_WHAT IS REQUIRED_
Reproduce the listing below in its entirety. Change nothing.

Records about charts and figures

____

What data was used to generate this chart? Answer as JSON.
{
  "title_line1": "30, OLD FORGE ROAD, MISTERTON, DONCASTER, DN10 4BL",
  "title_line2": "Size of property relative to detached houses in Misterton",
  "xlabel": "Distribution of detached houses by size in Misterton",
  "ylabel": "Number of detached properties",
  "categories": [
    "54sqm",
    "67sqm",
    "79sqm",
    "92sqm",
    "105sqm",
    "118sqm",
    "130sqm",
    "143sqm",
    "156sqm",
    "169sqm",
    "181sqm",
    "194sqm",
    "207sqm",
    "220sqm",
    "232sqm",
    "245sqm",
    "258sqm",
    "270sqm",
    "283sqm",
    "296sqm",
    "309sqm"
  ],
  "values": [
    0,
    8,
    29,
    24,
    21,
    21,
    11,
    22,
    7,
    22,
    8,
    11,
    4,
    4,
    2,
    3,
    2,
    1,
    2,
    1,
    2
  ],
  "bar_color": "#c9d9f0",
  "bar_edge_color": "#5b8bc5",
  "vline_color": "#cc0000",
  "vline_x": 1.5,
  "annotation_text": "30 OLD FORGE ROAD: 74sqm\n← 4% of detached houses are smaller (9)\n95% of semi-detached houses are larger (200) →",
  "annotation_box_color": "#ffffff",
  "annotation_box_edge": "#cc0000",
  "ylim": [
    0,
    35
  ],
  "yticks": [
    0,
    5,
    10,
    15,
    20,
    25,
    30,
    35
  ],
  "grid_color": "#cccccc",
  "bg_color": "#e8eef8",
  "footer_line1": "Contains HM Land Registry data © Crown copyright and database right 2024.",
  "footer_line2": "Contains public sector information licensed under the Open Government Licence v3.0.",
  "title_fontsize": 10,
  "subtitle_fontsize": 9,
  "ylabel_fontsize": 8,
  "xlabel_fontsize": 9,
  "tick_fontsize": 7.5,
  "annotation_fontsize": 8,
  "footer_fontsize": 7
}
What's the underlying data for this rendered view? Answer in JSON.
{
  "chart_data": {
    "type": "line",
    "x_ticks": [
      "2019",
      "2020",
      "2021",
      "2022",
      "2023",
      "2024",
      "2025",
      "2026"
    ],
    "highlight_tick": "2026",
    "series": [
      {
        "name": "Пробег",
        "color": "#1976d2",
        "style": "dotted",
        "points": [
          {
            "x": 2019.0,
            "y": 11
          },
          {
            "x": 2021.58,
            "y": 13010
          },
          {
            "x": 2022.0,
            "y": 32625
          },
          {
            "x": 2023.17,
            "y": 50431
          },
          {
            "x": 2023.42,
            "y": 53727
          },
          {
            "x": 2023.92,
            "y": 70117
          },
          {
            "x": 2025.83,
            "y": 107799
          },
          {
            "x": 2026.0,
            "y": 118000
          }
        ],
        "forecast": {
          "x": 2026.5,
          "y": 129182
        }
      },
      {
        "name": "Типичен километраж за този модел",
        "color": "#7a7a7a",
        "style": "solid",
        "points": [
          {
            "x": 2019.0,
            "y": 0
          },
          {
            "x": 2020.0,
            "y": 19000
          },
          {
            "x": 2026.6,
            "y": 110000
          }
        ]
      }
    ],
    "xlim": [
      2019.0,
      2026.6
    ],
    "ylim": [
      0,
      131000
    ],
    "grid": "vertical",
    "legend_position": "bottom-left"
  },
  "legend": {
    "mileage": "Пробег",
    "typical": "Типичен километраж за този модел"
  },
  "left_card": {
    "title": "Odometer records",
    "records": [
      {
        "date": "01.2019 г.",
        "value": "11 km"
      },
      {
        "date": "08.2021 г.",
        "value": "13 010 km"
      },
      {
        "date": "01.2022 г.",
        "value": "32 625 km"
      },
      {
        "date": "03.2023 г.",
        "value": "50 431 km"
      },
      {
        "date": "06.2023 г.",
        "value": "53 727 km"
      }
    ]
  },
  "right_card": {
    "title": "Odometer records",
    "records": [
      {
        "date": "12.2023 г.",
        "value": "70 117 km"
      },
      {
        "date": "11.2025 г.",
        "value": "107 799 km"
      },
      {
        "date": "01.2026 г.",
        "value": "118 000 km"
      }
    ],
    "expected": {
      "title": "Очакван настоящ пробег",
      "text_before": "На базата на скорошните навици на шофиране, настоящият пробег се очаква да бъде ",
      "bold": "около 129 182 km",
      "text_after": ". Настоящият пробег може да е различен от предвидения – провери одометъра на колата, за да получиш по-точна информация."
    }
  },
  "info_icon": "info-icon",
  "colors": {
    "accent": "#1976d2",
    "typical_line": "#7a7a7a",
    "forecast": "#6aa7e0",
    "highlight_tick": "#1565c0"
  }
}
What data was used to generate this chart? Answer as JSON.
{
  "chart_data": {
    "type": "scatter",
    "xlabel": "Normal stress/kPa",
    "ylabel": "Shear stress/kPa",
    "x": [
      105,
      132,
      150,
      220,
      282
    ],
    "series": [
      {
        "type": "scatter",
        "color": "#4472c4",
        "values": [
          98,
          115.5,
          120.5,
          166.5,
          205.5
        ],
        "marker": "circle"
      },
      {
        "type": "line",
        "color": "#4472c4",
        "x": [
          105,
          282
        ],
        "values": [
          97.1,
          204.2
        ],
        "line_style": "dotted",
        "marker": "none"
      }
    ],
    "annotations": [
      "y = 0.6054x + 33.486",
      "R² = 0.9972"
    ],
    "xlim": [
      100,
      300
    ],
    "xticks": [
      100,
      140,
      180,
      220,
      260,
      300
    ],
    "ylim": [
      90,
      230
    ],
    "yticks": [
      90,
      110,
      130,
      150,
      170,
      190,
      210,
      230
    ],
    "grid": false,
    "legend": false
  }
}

____

_COMPLETE ANSWER_
What data was used to generate this chart? Answer as JSON.
{
  "title_line1": "30, OLD FORGE ROAD, MISTERTON, DONCASTER, DN10 4BL",
  "title_line2": "Size of property relative to detached houses in Misterton",
  "xlabel": "Distribution of detached houses by size in Misterton",
  "ylabel": "Number of detached properties",
  "categories": [
    "54sqm",
    "67sqm",
    "79sqm",
    "92sqm",
    "105sqm",
    "118sqm",
    "130sqm",
    "143sqm",
    "156sqm",
    "169sqm",
    "181sqm",
    "194sqm",
    "207sqm",
    "220sqm",
    "232sqm",
    "245sqm",
    "258sqm",
    "270sqm",
    "283sqm",
    "296sqm",
    "309sqm"
  ],
  "values": [
    0,
    8,
    29,
    24,
    21,
    21,
    11,
    22,
    7,
    22,
    8,
    11,
    4,
    4,
    2,
    3,
    2,
    1,
    2,
    1,
    2
  ],
  "bar_color": "#c9d9f0",
  "bar_edge_color": "#5b8bc5",
  "vline_color": "#cc0000",
  "vline_x": 1.5,
  "annotation_text": "30 OLD FORGE ROAD: 74sqm\n← 4% of detached houses are smaller (9)\n95% of semi-detached houses are larger (200) →",
  "annotation_box_color": "#ffffff",
  "annotation_box_edge": "#cc0000",
  "ylim": [
    0,
    35
  ],
  "yticks": [
    0,
    5,
    10,
    15,
    20,
    25,
    30,
    35
  ],
  "grid_color": "#cccccc",
  "bg_color": "#e8eef8",
  "footer_line1": "Contains HM Land Registry data © Crown copyright and database right 2024.",
  "footer_line2": "Contains public sector information licensed under the Open Government Licence v3.0.",
  "title_fontsize": 10,
  "subtitle_fontsize": 9,
  "ylabel_fontsize": 8,
  "xlabel_fontsize": 9,
  "tick_fontsize": 7.5,
  "annotation_fontsize": 8,
  "footer_fontsize": 7
}
What's the underlying data for this rendered view? Answer in JSON.
{
  "chart_data": {
    "type": "line",
    "x_ticks": [
      "2019",
      "2020",
      "2021",
      "2022",
      "2023",
      "2024",
      "2025",
      "2026"
    ],
    "highlight_tick": "2026",
    "series": [
      {
        "name": "Пробег",
        "color": "#1976d2",
        "style": "dotted",
        "points": [
          {
            "x": 2019.0,
            "y": 11
          },
          {
            "x": 2021.58,
            "y": 13010
          },
          {
            "x": 2022.0,
            "y": 32625
          },
          {
            "x": 2023.17,
            "y": 50431
          },
          {
            "x": 2023.42,
            "y": 53727
          },
          {
            "x": 2023.92,
            "y": 70117
          },
          {
            "x": 2025.83,
            "y": 107799
          },
          {
            "x": 2026.0,
            "y": 118000
          }
        ],
        "forecast": {
          "x": 2026.5,
          "y": 129182
        }
      },
      {
        "name": "Типичен километраж за този модел",
        "color": "#7a7a7a",
        "style": "solid",
        "points": [
          {
            "x": 2019.0,
            "y": 0
          },
          {
            "x": 2020.0,
            "y": 19000
          },
          {
            "x": 2026.6,
            "y": 110000
          }
        ]
      }
    ],
    "xlim": [
      2019.0,
      2026.6
    ],
    "ylim": [
      0,
      131000
    ],
    "grid": "vertical",
    "legend_position": "bottom-left"
  },
  "legend": {
    "mileage": "Пробег",
    "typical": "Типичен километраж за този модел"
  },
  "left_card": {
    "title": "Odometer records",
    "records": [
      {
        "date": "01.2019 г.",
        "value": "11 km"
      },
      {
        "date": "08.2021 г.",
        "value": "13 010 km"
      },
      {
        "date": "01.2022 г.",
        "value": "32 625 km"
      },
      {
        "date": "03.2023 г.",
        "value": "50 431 km"
      },
      {
        "date": "06.2023 г.",
        "value": "53 727 km"
      }
    ]
  },
  "right_card": {
    "title": "Odometer records",
    "records": [
      {
        "date": "12.2023 г.",
        "value": "70 117 km"
      },
      {
        "date": "11.2025 г.",
        "value": "107 799 km"
      },
      {
        "date": "01.2026 г.",
        "value": "118 000 km"
      }
    ],
    "expected": {
      "title": "Очакван настоящ пробег",
      "text_before": "На базата на скорошните навици на шофиране, настоящият пробег се очаква да бъде ",
      "bold": "около 129 182 km",
      "text_after": ". Настоящият пробег може да е различен от предвидения – провери одометъра на колата, за да получиш по-точна информация."
    }
  },
  "info_icon": "info-icon",
  "colors": {
    "accent": "#1976d2",
    "typical_line": "#7a7a7a",
    "forecast": "#6aa7e0",
    "highlight_tick": "#1565c0"
  }
}
What data was used to generate this chart? Answer as JSON.
{
  "chart_data": {
    "type": "scatter",
    "xlabel": "Normal stress/kPa",
    "ylabel": "Shear stress/kPa",
    "x": [
      105,
      132,
      150,
      220,
      282
    ],
    "series": [
      {
        "type": "scatter",
        "color": "#4472c4",
        "values": [
          98,
          115.5,
          120.5,
          166.5,
          205.5
        ],
        "marker": "circle"
      },
      {
        "type": "line",
        "color": "#4472c4",
        "x": [
          105,
          282
        ],
        "values": [
          97.1,
          204.2
        ],
        "line_style": "dotted",
        "marker": "none"
      }
    ],
    "annotations": [
      "y = 0.6054x + 33.486",
      "R² = 0.9972"
    ],
    "xlim": [
      100,
      300
    ],
    "xticks": [
      100,
      140,
      180,
      220,
      260,
      300
    ],
    "ylim": [
      90,
      230
    ],
    "yticks": [
      90,
      110,
      130,
      150,
      170,
      190,
      210,
      230
    ],
    "grid": false,
    "legend": false
  }
}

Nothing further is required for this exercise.